[Start Exercise material]

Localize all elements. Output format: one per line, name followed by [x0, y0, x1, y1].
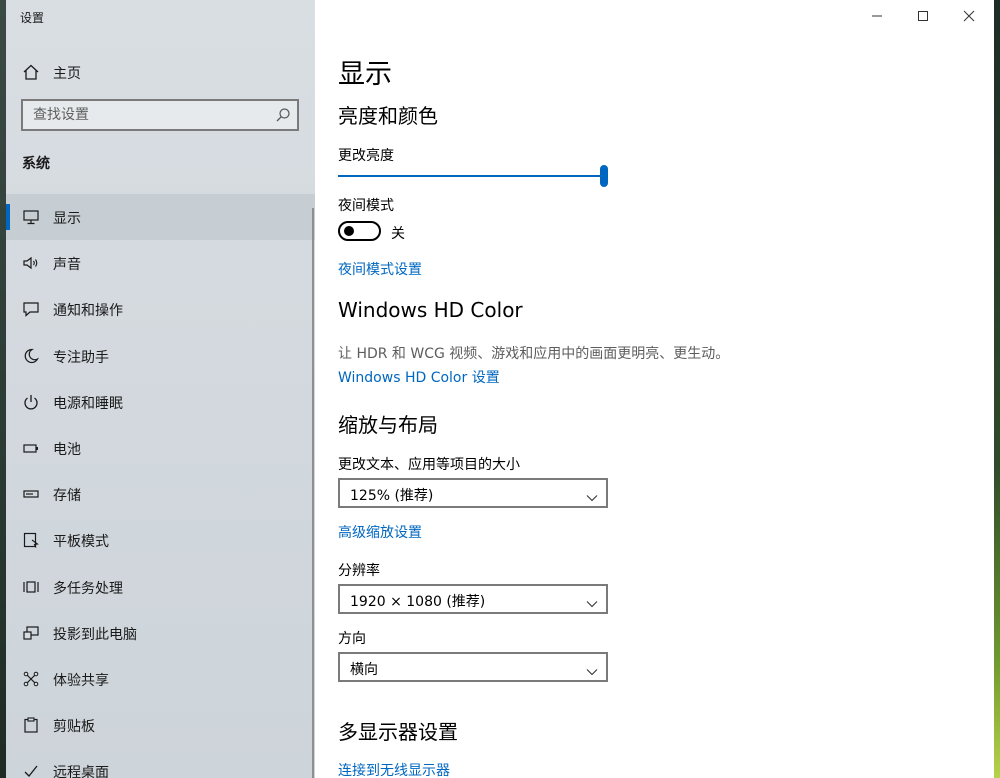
- sidebar-item-remote-desktop[interactable]: 远程桌面: [6, 748, 315, 778]
- orientation-value: 横向: [350, 662, 378, 678]
- caption-buttons: [854, 0, 994, 32]
- hdr-heading: Windows HD Color: [338, 298, 523, 322]
- message-icon: [22, 300, 40, 318]
- sidebar-item-tablet-mode[interactable]: 平板模式: [6, 517, 315, 563]
- toggle-knob: [344, 226, 354, 236]
- scale-layout-heading: 缩放与布局: [338, 413, 438, 437]
- brightness-label: 更改亮度: [338, 148, 394, 164]
- moon-icon: [22, 347, 40, 365]
- night-light-toggle[interactable]: [338, 221, 381, 241]
- battery-icon: [22, 439, 40, 457]
- resolution-label: 分辨率: [338, 563, 380, 579]
- minimize-icon: [872, 15, 882, 17]
- resolution-value: 1920 × 1080 (推荐): [350, 594, 486, 610]
- section-title: 系统: [22, 156, 50, 172]
- orientation-label: 方向: [338, 631, 366, 647]
- sidebar-item-sound[interactable]: 声音: [6, 240, 315, 286]
- sidebar-item-display[interactable]: 显示: [6, 194, 315, 241]
- sidebar-item-notifications[interactable]: 通知和操作: [6, 286, 315, 332]
- sidebar-item-battery[interactable]: 电池: [6, 425, 315, 471]
- sidebar-item-label: 剪贴板: [53, 719, 95, 736]
- orientation-dropdown[interactable]: 横向: [338, 652, 608, 682]
- main-content: 显示 亮度和颜色 更改亮度 夜间模式 关 夜间模式设置 Windows HD C…: [315, 0, 994, 778]
- sidebar-item-clipboard[interactable]: 剪贴板: [6, 702, 315, 748]
- night-light-settings-link[interactable]: 夜间模式设置: [338, 259, 422, 279]
- night-light-label: 夜间模式: [338, 198, 394, 214]
- chevron-down-icon: [586, 662, 598, 676]
- speaker-icon: [22, 254, 40, 272]
- slider-thumb[interactable]: [600, 165, 608, 187]
- scale-label: 更改文本、应用等项目的大小: [338, 457, 520, 473]
- sidebar-item-multitasking[interactable]: 多任务处理: [6, 564, 315, 610]
- minimize-button[interactable]: [854, 0, 900, 32]
- tablet-icon: [22, 531, 40, 549]
- page-title: 显示: [338, 59, 392, 90]
- project-icon: [22, 624, 40, 642]
- home-label: 主页: [53, 66, 81, 82]
- resolution-dropdown[interactable]: 1920 × 1080 (推荐): [338, 584, 608, 614]
- sidebar-item-label: 电池: [53, 441, 81, 458]
- search-box[interactable]: [21, 99, 299, 131]
- scale-dropdown[interactable]: 125% (推荐): [338, 478, 608, 508]
- scale-value: 125% (推荐): [350, 488, 434, 504]
- hdr-settings-link[interactable]: Windows HD Color 设置: [338, 367, 500, 387]
- remote-icon: [22, 762, 40, 778]
- maximize-icon: [918, 11, 928, 21]
- sidebar-item-label: 专注助手: [53, 349, 109, 366]
- sidebar-item-storage[interactable]: 存储: [6, 471, 315, 517]
- chevron-down-icon: [586, 594, 598, 608]
- sidebar-item-label: 平板模式: [53, 534, 109, 551]
- sidebar-item-label: 远程桌面: [53, 765, 109, 778]
- home-nav-item[interactable]: 主页: [6, 54, 315, 90]
- home-icon: [22, 63, 40, 81]
- search-input[interactable]: [23, 101, 297, 129]
- clipboard-icon: [22, 716, 40, 734]
- advanced-scaling-link[interactable]: 高级缩放设置: [338, 522, 422, 542]
- night-light-state: 关: [391, 226, 405, 242]
- chevron-down-icon: [586, 488, 598, 502]
- brightness-heading: 亮度和颜色: [338, 104, 438, 128]
- settings-window: 设置 主页 系统 显示 声: [6, 0, 994, 778]
- sidebar-item-label: 电源和睡眠: [53, 395, 123, 412]
- power-icon: [22, 393, 40, 411]
- close-button[interactable]: [946, 0, 992, 32]
- sidebar-item-label: 显示: [53, 211, 81, 227]
- sidebar-item-label: 存储: [53, 488, 81, 505]
- close-icon: [963, 10, 975, 22]
- monitor-icon: [22, 208, 40, 226]
- sidebar-item-label: 投影到此电脑: [53, 626, 137, 643]
- sidebar-item-project-to-pc[interactable]: 投影到此电脑: [6, 610, 315, 656]
- connect-wireless-display-link[interactable]: 连接到无线显示器: [338, 760, 450, 778]
- sidebar-item-power-sleep[interactable]: 电源和睡眠: [6, 379, 315, 425]
- sidebar-item-label: 声音: [53, 257, 81, 274]
- sidebar-item-shared-experiences[interactable]: 体验共享: [6, 656, 315, 702]
- slider-track: [338, 175, 600, 177]
- sidebar-item-focus-assist[interactable]: 专注助手: [6, 333, 315, 379]
- multitask-icon: [22, 578, 40, 596]
- multi-display-heading: 多显示器设置: [338, 720, 458, 744]
- sidebar-nav: 显示 声音 通知和操作 专注助手 电源和睡眠 电池 存储 平板模式 多任务处理 …: [6, 194, 315, 778]
- sidebar-item-label: 体验共享: [53, 672, 109, 689]
- brightness-slider[interactable]: [338, 165, 608, 187]
- app-title: 设置: [20, 11, 45, 25]
- storage-icon: [22, 485, 40, 503]
- sidebar-item-label: 多任务处理: [53, 580, 123, 597]
- share-icon: [22, 670, 40, 688]
- sidebar-item-label: 通知和操作: [53, 303, 123, 320]
- maximize-button[interactable]: [900, 0, 946, 32]
- search-icon[interactable]: [275, 107, 291, 123]
- sidebar-scrollbar[interactable]: [312, 208, 314, 778]
- hdr-description: 让 HDR 和 WCG 视频、游戏和应用中的画面更明亮、更生动。: [338, 346, 730, 362]
- sidebar: 设置 主页 系统 显示 声: [6, 0, 315, 778]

[End Exercise material]

## Directions for this task
Take the lines that begin with the one containing "748, 315, 778]" and end with the one containing "- battery-icon: [22, 439, 40, 457]", and rewrite them with "heading" changed to "header" and everything else left as it is. Give only those lines.

## The solution
- sidebar-item-remote-desktop[interactable]: 远程桌面: [6, 748, 315, 778]
- orientation-value: 横向: [350, 662, 378, 678]
- caption-buttons: [854, 0, 994, 32]
- hdr-header: Windows HD Color: [338, 298, 523, 322]
- message-icon: [22, 300, 40, 318]
- sidebar-item-tablet-mode[interactable]: 平板模式: [6, 517, 315, 563]
- toggle-knob: [344, 226, 354, 236]
- scale-layout-header: 缩放与布局: [338, 413, 438, 437]
- brightness-label: 更改亮度: [338, 148, 394, 164]
- moon-icon: [22, 347, 40, 365]
- night-light-toggle[interactable]: [338, 221, 381, 241]
- battery-icon: [22, 439, 40, 457]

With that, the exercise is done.